Dataset entries
··········

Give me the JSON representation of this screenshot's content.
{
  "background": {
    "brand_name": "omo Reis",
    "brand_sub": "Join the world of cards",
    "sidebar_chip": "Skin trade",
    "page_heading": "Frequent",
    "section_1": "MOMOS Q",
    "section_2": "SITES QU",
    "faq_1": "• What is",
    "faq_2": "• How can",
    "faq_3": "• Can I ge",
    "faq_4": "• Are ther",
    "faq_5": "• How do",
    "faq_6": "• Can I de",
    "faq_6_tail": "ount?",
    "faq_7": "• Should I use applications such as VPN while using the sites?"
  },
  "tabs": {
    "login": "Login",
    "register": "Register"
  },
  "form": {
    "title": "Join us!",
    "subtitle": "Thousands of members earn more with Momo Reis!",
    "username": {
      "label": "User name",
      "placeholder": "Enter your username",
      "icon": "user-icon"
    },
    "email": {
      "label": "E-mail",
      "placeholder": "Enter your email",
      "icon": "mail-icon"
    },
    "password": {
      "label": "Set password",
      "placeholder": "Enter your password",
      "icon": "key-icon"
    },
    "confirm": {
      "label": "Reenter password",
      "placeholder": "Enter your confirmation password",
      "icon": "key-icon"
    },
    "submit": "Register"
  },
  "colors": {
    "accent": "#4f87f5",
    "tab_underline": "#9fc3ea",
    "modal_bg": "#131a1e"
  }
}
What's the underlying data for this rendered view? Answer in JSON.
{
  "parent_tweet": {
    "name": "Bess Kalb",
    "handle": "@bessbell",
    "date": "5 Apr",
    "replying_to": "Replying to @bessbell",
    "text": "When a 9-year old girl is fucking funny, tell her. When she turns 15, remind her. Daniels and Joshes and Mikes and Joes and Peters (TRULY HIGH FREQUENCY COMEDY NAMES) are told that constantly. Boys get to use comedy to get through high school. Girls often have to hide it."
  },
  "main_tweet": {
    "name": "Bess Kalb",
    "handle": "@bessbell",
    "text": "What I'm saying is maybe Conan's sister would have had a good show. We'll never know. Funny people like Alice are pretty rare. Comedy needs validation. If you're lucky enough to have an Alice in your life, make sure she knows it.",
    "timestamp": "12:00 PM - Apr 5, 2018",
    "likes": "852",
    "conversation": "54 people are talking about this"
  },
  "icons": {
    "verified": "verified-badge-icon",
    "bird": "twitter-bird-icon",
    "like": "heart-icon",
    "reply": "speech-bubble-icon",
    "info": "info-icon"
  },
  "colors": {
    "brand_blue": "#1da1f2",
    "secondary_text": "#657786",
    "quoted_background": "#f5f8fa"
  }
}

··········

# Aim:
From the records above, please extract every line and repeat it exactly.

# Answer to this exercise:
Give me the JSON representation of this screenshot's content.
{
  "background": {
    "brand_name": "omo Reis",
    "brand_sub": "Join the world of cards",
    "sidebar_chip": "Skin trade",
    "page_heading": "Frequent",
    "section_1": "MOMOS Q",
    "section_2": "SITES QU",
    "faq_1": "• What is",
    "faq_2": "• How can",
    "faq_3": "• Can I ge",
    "faq_4": "• Are ther",
    "faq_5": "• How do",
    "faq_6": "• Can I de",
    "faq_6_tail": "ount?",
    "faq_7": "• Should I use applications such as VPN while using the sites?"
  },
  "tabs": {
    "login": "Login",
    "register": "Register"
  },
  "form": {
    "title": "Join us!",
    "subtitle": "Thousands of members earn more with Momo Reis!",
    "username": {
      "label": "User name",
      "placeholder": "Enter your username",
      "icon": "user-icon"
    },
    "email": {
      "label": "E-mail",
      "placeholder": "Enter your email",
      "icon": "mail-icon"
    },
    "password": {
      "label": "Set password",
      "placeholder": "Enter your password",
      "icon": "key-icon"
    },
    "confirm": {
      "label": "Reenter password",
      "placeholder": "Enter your confirmation password",
      "icon": "key-icon"
    },
    "submit": "Register"
  },
  "colors": {
    "accent": "#4f87f5",
    "tab_underline": "#9fc3ea",
    "modal_bg": "#131a1e"
  }
}
What's the underlying data for this rendered view? Answer in JSON.
{
  "parent_tweet": {
    "name": "Bess Kalb",
    "handle": "@bessbell",
    "date": "5 Apr",
    "replying_to": "Replying to @bessbell",
    "text": "When a 9-year old girl is fucking funny, tell her. When she turns 15, remind her. Daniels and Joshes and Mikes and Joes and Peters (TRULY HIGH FREQUENCY COMEDY NAMES) are told that constantly. Boys get to use comedy to get through high school. Girls often have to hide it."
  },
  "main_tweet": {
    "name": "Bess Kalb",
    "handle": "@bessbell",
    "text": "What I'm saying is maybe Conan's sister would have had a good show. We'll never know. Funny people like Alice are pretty rare. Comedy needs validation. If you're lucky enough to have an Alice in your life, make sure she knows it.",
    "timestamp": "12:00 PM - Apr 5, 2018",
    "likes": "852",
    "conversation": "54 people are talking about this"
  },
  "icons": {
    "verified": "verified-badge-icon",
    "bird": "twitter-bird-icon",
    "like": "heart-icon",
    "reply": "speech-bubble-icon",
    "info": "info-icon"
  },
  "colors": {
    "brand_blue": "#1da1f2",
    "secondary_text": "#657786",
    "quoted_background": "#f5f8fa"
  }
}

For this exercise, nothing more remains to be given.